### TASK INPUTS
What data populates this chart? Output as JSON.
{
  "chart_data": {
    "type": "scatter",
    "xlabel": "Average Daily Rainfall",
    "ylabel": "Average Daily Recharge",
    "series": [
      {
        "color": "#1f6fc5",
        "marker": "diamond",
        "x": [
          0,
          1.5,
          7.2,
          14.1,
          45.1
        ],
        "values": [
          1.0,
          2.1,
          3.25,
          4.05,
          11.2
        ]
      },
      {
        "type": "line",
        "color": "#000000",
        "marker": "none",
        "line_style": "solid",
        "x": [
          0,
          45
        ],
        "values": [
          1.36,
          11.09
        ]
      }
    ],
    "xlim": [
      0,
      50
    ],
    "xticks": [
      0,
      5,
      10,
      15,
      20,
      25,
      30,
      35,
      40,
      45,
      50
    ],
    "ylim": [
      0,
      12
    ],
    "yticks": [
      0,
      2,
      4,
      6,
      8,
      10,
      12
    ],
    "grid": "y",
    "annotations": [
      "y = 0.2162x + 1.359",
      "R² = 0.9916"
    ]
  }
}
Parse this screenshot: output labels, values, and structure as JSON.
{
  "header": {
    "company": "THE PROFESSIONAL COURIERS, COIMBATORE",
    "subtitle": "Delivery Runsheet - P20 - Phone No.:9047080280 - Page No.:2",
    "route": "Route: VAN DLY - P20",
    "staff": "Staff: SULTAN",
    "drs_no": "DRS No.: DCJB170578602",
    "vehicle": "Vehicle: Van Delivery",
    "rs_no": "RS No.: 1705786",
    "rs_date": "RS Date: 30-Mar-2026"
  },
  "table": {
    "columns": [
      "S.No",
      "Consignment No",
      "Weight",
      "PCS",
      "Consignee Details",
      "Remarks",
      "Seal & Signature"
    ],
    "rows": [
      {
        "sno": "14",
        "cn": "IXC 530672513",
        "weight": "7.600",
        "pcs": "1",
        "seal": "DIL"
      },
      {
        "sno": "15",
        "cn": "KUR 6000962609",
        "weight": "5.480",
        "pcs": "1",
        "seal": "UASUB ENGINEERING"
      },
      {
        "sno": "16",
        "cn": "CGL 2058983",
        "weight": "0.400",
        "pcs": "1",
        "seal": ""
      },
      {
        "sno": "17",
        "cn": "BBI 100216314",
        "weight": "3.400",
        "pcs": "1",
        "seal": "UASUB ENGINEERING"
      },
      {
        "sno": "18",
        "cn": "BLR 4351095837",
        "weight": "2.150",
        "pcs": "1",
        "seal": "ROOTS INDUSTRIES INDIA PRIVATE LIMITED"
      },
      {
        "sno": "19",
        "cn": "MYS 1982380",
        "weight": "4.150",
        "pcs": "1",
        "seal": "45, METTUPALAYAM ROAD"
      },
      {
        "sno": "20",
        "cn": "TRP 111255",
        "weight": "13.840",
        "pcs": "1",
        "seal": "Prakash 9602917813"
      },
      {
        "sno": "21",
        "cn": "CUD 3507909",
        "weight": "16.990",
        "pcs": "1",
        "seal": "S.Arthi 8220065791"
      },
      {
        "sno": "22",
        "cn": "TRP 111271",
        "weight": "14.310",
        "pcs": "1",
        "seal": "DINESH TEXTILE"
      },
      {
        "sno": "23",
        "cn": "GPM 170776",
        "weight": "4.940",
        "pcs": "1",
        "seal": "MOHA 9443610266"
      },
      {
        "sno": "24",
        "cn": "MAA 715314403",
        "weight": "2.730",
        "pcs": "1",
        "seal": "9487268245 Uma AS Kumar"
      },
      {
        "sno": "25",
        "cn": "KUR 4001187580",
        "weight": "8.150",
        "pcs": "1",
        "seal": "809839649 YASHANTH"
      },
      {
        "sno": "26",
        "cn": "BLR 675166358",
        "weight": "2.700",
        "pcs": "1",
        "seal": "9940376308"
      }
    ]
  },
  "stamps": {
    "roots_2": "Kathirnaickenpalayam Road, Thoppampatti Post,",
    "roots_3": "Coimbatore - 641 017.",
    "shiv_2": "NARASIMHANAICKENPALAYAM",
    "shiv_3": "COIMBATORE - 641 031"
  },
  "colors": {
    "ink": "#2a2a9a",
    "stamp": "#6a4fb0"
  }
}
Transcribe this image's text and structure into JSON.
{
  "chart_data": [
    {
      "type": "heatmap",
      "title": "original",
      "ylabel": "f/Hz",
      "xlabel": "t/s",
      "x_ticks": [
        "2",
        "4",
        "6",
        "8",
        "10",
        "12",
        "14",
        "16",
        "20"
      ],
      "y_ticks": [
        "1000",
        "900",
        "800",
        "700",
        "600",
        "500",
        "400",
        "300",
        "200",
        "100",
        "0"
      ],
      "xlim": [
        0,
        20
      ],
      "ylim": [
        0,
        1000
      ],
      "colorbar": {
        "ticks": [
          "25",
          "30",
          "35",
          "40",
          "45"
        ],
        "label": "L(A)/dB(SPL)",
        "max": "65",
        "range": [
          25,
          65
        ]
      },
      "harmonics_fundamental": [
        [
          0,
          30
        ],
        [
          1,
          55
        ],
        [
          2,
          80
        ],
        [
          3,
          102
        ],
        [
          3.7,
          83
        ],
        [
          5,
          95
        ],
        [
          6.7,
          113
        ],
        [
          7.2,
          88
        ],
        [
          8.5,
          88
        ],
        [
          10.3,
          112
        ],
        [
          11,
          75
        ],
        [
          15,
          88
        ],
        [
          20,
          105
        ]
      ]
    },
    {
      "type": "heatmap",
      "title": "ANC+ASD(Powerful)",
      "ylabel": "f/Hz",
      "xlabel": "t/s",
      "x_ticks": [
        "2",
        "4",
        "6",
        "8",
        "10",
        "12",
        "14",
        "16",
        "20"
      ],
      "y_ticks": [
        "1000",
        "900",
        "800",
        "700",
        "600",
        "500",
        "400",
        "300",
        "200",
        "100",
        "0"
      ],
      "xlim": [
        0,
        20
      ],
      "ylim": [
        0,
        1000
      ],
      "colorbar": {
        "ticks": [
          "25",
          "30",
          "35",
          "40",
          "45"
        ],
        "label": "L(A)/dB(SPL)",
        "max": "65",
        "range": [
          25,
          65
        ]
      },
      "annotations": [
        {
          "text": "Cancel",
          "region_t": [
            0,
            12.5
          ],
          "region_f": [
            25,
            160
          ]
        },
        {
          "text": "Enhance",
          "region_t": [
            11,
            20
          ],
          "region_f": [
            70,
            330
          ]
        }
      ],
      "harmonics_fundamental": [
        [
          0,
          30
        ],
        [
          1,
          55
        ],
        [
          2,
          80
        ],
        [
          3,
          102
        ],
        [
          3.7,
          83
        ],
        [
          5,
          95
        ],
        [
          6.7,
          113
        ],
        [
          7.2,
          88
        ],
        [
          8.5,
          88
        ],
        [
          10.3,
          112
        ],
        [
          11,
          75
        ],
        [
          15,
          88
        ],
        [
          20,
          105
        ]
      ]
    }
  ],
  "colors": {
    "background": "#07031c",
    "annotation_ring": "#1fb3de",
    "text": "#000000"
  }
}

### EXERCISE PROMPT
Exactly as written above, please repeat the entries.

### RESULT
What data populates this chart? Output as JSON.
{
  "chart_data": {
    "type": "scatter",
    "xlabel": "Average Daily Rainfall",
    "ylabel": "Average Daily Recharge",
    "series": [
      {
        "color": "#1f6fc5",
        "marker": "diamond",
        "x": [
          0,
          1.5,
          7.2,
          14.1,
          45.1
        ],
        "values": [
          1.0,
          2.1,
          3.25,
          4.05,
          11.2
        ]
      },
      {
        "type": "line",
        "color": "#000000",
        "marker": "none",
        "line_style": "solid",
        "x": [
          0,
          45
        ],
        "values": [
          1.36,
          11.09
        ]
      }
    ],
    "xlim": [
      0,
      50
    ],
    "xticks": [
      0,
      5,
      10,
      15,
      20,
      25,
      30,
      35,
      40,
      45,
      50
    ],
    "ylim": [
      0,
      12
    ],
    "yticks": [
      0,
      2,
      4,
      6,
      8,
      10,
      12
    ],
    "grid": "y",
    "annotations": [
      "y = 0.2162x + 1.359",
      "R² = 0.9916"
    ]
  }
}
Parse this screenshot: output labels, values, and structure as JSON.
{
  "header": {
    "company": "THE PROFESSIONAL COURIERS, COIMBATORE",
    "subtitle": "Delivery Runsheet - P20 - Phone No.:9047080280 - Page No.:2",
    "route": "Route: VAN DLY - P20",
    "staff": "Staff: SULTAN",
    "drs_no": "DRS No.: DCJB170578602",
    "vehicle": "Vehicle: Van Delivery",
    "rs_no": "RS No.: 1705786",
    "rs_date": "RS Date: 30-Mar-2026"
  },
  "table": {
    "columns": [
      "S.No",
      "Consignment No",
      "Weight",
      "PCS",
      "Consignee Details",
      "Remarks",
      "Seal & Signature"
    ],
    "rows": [
      {
        "sno": "14",
        "cn": "IXC 530672513",
        "weight": "7.600",
        "pcs": "1",
        "seal": "DIL"
      },
      {
        "sno": "15",
        "cn": "KUR 6000962609",
        "weight": "5.480",
        "pcs": "1",
        "seal": "UASUB ENGINEERING"
      },
      {
        "sno": "16",
        "cn": "CGL 2058983",
        "weight": "0.400",
        "pcs": "1",
        "seal": ""
      },
      {
        "sno": "17",
        "cn": "BBI 100216314",
        "weight": "3.400",
        "pcs": "1",
        "seal": "UASUB ENGINEERING"
      },
      {
        "sno": "18",
        "cn": "BLR 4351095837",
        "weight": "2.150",
        "pcs": "1",
        "seal": "ROOTS INDUSTRIES INDIA PRIVATE LIMITED"
      },
      {
        "sno": "19",
        "cn": "MYS 1982380",
        "weight": "4.150",
        "pcs": "1",
        "seal": "45, METTUPALAYAM ROAD"
      },
      {
        "sno": "20",
        "cn": "TRP 111255",
        "weight": "13.840",
        "pcs": "1",
        "seal": "Prakash 9602917813"
      },
      {
        "sno": "21",
        "cn": "CUD 3507909",
        "weight": "16.990",
        "pcs": "1",
        "seal": "S.Arthi 8220065791"
      },
      {
        "sno": "22",
        "cn": "TRP 111271",
        "weight": "14.310",
        "pcs": "1",
        "seal": "DINESH TEXTILE"
      },
      {
        "sno": "23",
        "cn": "GPM 170776",
        "weight": "4.940",
        "pcs": "1",
        "seal": "MOHA 9443610266"
      },
      {
        "sno": "24",
        "cn": "MAA 715314403",
        "weight": "2.730",
        "pcs": "1",
        "seal": "9487268245 Uma AS Kumar"
      },
      {
        "sno": "25",
        "cn": "KUR 4001187580",
        "weight": "8.150",
        "pcs": "1",
        "seal": "809839649 YASHANTH"
      },
      {
        "sno": "26",
        "cn": "BLR 675166358",
        "weight": "2.700",
        "pcs": "1",
        "seal": "9940376308"
      }
    ]
  },
  "stamps": {
    "roots_2": "Kathirnaickenpalayam Road, Thoppampatti Post,",
    "roots_3": "Coimbatore - 641 017.",
    "shiv_2": "NARASIMHANAICKENPALAYAM",
    "shiv_3": "COIMBATORE - 641 031"
  },
  "colors": {
    "ink": "#2a2a9a",
    "stamp": "#6a4fb0"
  }
}
Transcribe this image's text and structure into JSON.
{
  "chart_data": [
    {
      "type": "heatmap",
      "title": "original",
      "ylabel": "f/Hz",
      "xlabel": "t/s",
      "x_ticks": [
        "2",
        "4",
        "6",
        "8",
        "10",
        "12",
        "14",
        "16",
        "20"
      ],
      "y_ticks": [
        "1000",
        "900",
        "800",
        "700",
        "600",
        "500",
        "400",
        "300",
        "200",
        "100",
        "0"
      ],
      "xlim": [
        0,
        20
      ],
      "ylim": [
        0,
        1000
      ],
      "colorbar": {
        "ticks": [
          "25",
          "30",
          "35",
          "40",
          "45"
        ],
        "label": "L(A)/dB(SPL)",
        "max": "65",
        "range": [
          25,
          65
        ]
      },
      "harmonics_fundamental": [
        [
          0,
          30
        ],
        [
          1,
          55
        ],
        [
          2,
          80
        ],
        [
          3,
          102
        ],
        [
          3.7,
          83
        ],
        [
          5,
          95
        ],
        [
          6.7,
          113
        ],
        [
          7.2,
          88
        ],
        [
          8.5,
          88
        ],
        [
          10.3,
          112
        ],
        [
          11,
          75
        ],
        [
          15,
          88
        ],
        [
          20,
          105
        ]
      ]
    },
    {
      "type": "heatmap",
      "title": "ANC+ASD(Powerful)",
      "ylabel": "f/Hz",
      "xlabel": "t/s",
      "x_ticks": [
        "2",
        "4",
        "6",
        "8",
        "10",
        "12",
        "14",
        "16",
        "20"
      ],
      "y_ticks": [
        "1000",
        "900",
        "800",
        "700",
        "600",
        "500",
        "400",
        "300",
        "200",
        "100",
        "0"
      ],
      "xlim": [
        0,
        20
      ],
      "ylim": [
        0,
        1000
      ],
      "colorbar": {
        "ticks": [
          "25",
          "30",
          "35",
          "40",
          "45"
        ],
        "label": "L(A)/dB(SPL)",
        "max": "65",
        "range": [
          25,
          65
        ]
      },
      "annotations": [
        {
          "text": "Cancel",
          "region_t": [
            0,
            12.5
          ],
          "region_f": [
            25,
            160
          ]
        },
        {
          "text": "Enhance",
          "region_t": [
            11,
            20
          ],
          "region_f": [
            70,
            330
          ]
        }
      ],
      "harmonics_fundamental": [
        [
          0,
          30
        ],
        [
          1,
          55
        ],
        [
          2,
          80
        ],
        [
          3,
          102
        ],
        [
          3.7,
          83
        ],
        [
          5,
          95
        ],
        [
          6.7,
          113
        ],
        [
          7.2,
          88
        ],
        [
          8.5,
          88
        ],
        [
          10.3,
          112
        ],
        [
          11,
          75
        ],
        [
          15,
          88
        ],
        [
          20,
          105
        ]
      ]
    }
  ],
  "colors": {
    "background": "#07031c",
    "annotation_ring": "#1fb3de",
    "text": "#000000"
  }
}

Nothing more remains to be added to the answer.